Rows:

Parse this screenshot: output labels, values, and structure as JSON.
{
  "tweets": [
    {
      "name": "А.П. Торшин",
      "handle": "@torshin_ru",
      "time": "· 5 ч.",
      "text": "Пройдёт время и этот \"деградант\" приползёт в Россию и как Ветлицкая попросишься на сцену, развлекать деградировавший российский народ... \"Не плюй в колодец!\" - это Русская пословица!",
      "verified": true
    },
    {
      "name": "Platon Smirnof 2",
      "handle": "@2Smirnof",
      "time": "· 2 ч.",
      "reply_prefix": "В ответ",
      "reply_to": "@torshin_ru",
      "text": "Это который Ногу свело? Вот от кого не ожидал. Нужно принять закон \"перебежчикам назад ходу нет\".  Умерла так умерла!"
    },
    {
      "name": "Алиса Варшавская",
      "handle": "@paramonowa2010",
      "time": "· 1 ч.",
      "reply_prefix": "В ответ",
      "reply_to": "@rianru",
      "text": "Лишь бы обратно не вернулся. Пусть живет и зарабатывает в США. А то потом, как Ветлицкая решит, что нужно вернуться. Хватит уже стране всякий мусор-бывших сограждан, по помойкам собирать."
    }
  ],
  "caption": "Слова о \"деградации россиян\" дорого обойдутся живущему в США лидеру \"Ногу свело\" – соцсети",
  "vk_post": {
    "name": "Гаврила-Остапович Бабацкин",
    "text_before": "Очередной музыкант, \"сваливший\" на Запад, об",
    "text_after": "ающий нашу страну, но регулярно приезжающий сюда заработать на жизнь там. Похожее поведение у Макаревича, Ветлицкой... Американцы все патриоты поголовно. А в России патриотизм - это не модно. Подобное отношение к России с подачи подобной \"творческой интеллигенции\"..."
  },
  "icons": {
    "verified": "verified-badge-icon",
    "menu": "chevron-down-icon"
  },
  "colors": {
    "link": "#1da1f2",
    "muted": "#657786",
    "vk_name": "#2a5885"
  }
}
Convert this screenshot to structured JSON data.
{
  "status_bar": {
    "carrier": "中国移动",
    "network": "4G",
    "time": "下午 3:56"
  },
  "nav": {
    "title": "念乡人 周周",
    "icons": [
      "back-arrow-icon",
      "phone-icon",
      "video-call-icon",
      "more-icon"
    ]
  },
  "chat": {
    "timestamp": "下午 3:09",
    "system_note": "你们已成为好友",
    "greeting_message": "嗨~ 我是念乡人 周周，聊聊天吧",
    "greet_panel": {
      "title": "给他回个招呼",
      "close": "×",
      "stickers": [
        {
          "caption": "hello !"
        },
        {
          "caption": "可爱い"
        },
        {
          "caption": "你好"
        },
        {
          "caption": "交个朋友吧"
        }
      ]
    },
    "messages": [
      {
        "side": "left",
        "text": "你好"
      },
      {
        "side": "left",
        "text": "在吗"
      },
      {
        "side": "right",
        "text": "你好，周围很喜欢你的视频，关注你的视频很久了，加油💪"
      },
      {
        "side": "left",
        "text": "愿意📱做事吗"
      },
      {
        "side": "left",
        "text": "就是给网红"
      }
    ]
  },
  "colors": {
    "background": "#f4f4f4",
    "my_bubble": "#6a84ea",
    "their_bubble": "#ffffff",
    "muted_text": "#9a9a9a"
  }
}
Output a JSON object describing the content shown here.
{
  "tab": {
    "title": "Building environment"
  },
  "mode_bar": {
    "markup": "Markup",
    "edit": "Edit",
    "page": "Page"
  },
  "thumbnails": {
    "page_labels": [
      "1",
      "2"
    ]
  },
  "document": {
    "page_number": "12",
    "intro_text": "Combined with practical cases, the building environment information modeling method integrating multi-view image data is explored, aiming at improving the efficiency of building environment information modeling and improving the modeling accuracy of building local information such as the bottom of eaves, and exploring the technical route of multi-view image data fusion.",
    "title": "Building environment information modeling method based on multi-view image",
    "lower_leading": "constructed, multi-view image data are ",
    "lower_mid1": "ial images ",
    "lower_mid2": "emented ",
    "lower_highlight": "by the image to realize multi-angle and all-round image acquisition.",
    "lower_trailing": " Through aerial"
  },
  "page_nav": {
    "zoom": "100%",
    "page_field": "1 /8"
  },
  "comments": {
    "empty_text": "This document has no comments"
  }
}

Job: Reproduce the complete data exactly as presented above.

The reply:
Parse this screenshot: output labels, values, and structure as JSON.
{
  "tweets": [
    {
      "name": "А.П. Торшин",
      "handle": "@torshin_ru",
      "time": "· 5 ч.",
      "text": "Пройдёт время и этот \"деградант\" приползёт в Россию и как Ветлицкая попросишься на сцену, развлекать деградировавший российский народ... \"Не плюй в колодец!\" - это Русская пословица!",
      "verified": true
    },
    {
      "name": "Platon Smirnof 2",
      "handle": "@2Smirnof",
      "time": "· 2 ч.",
      "reply_prefix": "В ответ",
      "reply_to": "@torshin_ru",
      "text": "Это который Ногу свело? Вот от кого не ожидал. Нужно принять закон \"перебежчикам назад ходу нет\".  Умерла так умерла!"
    },
    {
      "name": "Алиса Варшавская",
      "handle": "@paramonowa2010",
      "time": "· 1 ч.",
      "reply_prefix": "В ответ",
      "reply_to": "@rianru",
      "text": "Лишь бы обратно не вернулся. Пусть живет и зарабатывает в США. А то потом, как Ветлицкая решит, что нужно вернуться. Хватит уже стране всякий мусор-бывших сограждан, по помойкам собирать."
    }
  ],
  "caption": "Слова о \"деградации россиян\" дорого обойдутся живущему в США лидеру \"Ногу свело\" – соцсети",
  "vk_post": {
    "name": "Гаврила-Остапович Бабацкин",
    "text_before": "Очередной музыкант, \"сваливший\" на Запад, об",
    "text_after": "ающий нашу страну, но регулярно приезжающий сюда заработать на жизнь там. Похожее поведение у Макаревича, Ветлицкой... Американцы все патриоты поголовно. А в России патриотизм - это не модно. Подобное отношение к России с подачи подобной \"творческой интеллигенции\"..."
  },
  "icons": {
    "verified": "verified-badge-icon",
    "menu": "chevron-down-icon"
  },
  "colors": {
    "link": "#1da1f2",
    "muted": "#657786",
    "vk_name": "#2a5885"
  }
}
Convert this screenshot to structured JSON data.
{
  "status_bar": {
    "carrier": "中国移动",
    "network": "4G",
    "time": "下午 3:56"
  },
  "nav": {
    "title": "念乡人 周周",
    "icons": [
      "back-arrow-icon",
      "phone-icon",
      "video-call-icon",
      "more-icon"
    ]
  },
  "chat": {
    "timestamp": "下午 3:09",
    "system_note": "你们已成为好友",
    "greeting_message": "嗨~ 我是念乡人 周周，聊聊天吧",
    "greet_panel": {
      "title": "给他回个招呼",
      "close": "×",
      "stickers": [
        {
          "caption": "hello !"
        },
        {
          "caption": "可爱い"
        },
        {
          "caption": "你好"
        },
        {
          "caption": "交个朋友吧"
        }
      ]
    },
    "messages": [
      {
        "side": "left",
        "text": "你好"
      },
      {
        "side": "left",
        "text": "在吗"
      },
      {
        "side": "right",
        "text": "你好，周围很喜欢你的视频，关注你的视频很久了，加油💪"
      },
      {
        "side": "left",
        "text": "愿意📱做事吗"
      },
      {
        "side": "left",
        "text": "就是给网红"
      }
    ]
  },
  "colors": {
    "background": "#f4f4f4",
    "my_bubble": "#6a84ea",
    "their_bubble": "#ffffff",
    "muted_text": "#9a9a9a"
  }
}
Output a JSON object describing the content shown here.
{
  "tab": {
    "title": "Building environment"
  },
  "mode_bar": {
    "markup": "Markup",
    "edit": "Edit",
    "page": "Page"
  },
  "thumbnails": {
    "page_labels": [
      "1",
      "2"
    ]
  },
  "document": {
    "page_number": "12",
    "intro_text": "Combined with practical cases, the building environment information modeling method integrating multi-view image data is explored, aiming at improving the efficiency of building environment information modeling and improving the modeling accuracy of building local information such as the bottom of eaves, and exploring the technical route of multi-view image data fusion.",
    "title": "Building environment information modeling method based on multi-view image",
    "lower_leading": "constructed, multi-view image data are ",
    "lower_mid1": "ial images ",
    "lower_mid2": "emented ",
    "lower_highlight": "by the image to realize multi-angle and all-round image acquisition.",
    "lower_trailing": " Through aerial"
  },
  "page_nav": {
    "zoom": "100%",
    "page_field": "1 /8"
  },
  "comments": {
    "empty_text": "This document has no comments"
  }
}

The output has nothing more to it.